Could every line of the data be printed exactly as it reads?
■ ■ ■ ■ ■
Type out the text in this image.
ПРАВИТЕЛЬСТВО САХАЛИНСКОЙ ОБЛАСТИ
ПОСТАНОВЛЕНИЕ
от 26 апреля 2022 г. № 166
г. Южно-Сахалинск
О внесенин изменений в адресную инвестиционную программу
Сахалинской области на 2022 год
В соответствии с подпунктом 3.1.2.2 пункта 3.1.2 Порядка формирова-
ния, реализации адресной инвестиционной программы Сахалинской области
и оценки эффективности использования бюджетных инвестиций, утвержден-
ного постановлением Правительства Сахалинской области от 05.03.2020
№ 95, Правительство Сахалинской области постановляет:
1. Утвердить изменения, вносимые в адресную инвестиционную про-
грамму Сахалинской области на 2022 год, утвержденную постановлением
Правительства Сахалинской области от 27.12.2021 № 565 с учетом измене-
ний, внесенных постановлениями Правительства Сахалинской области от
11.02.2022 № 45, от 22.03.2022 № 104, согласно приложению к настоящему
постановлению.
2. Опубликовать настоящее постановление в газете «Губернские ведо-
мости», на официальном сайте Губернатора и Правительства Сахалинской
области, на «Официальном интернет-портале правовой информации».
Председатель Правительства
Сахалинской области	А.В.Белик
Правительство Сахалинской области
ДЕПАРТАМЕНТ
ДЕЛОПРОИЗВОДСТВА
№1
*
■ ■ ■ ■ ■
** Solution to this problem **
Type out the text in this image.
ПРАВИТЕЛЬСТВО САХАЛИНСКОЙ ОБЛАСТИ
ПОСТАНОВЛЕНИЕ
от 26 апреля 2022 г. № 166
г. Южно-Сахалинск
О внесенин изменений в адресную инвестиционную программу
Сахалинской области на 2022 год
В соответствии с подпунктом 3.1.2.2 пункта 3.1.2 Порядка формирова-
ния, реализации адресной инвестиционной программы Сахалинской области
и оценки эффективности использования бюджетных инвестиций, утвержден-
ного постановлением Правительства Сахалинской области от 05.03.2020
№ 95, Правительство Сахалинской области постановляет:
1. Утвердить изменения, вносимые в адресную инвестиционную про-
грамму Сахалинской области на 2022 год, утвержденную постановлением
Правительства Сахалинской области от 27.12.2021 № 565 с учетом измене-
ний, внесенных постановлениями Правительства Сахалинской области от
11.02.2022 № 45, от 22.03.2022 № 104, согласно приложению к настоящему
постановлению.
2. Опубликовать настоящее постановление в газете «Губернские ведо-
мости», на официальном сайте Губернатора и Правительства Сахалинской
области, на «Официальном интернет-портале правовой информации».
Председатель Правительства
Сахалинской области	А.В.Белик
Правительство Сахалинской области
ДЕПАРТАМЕНТ
ДЕЛОПРОИЗВОДСТВА
№1
*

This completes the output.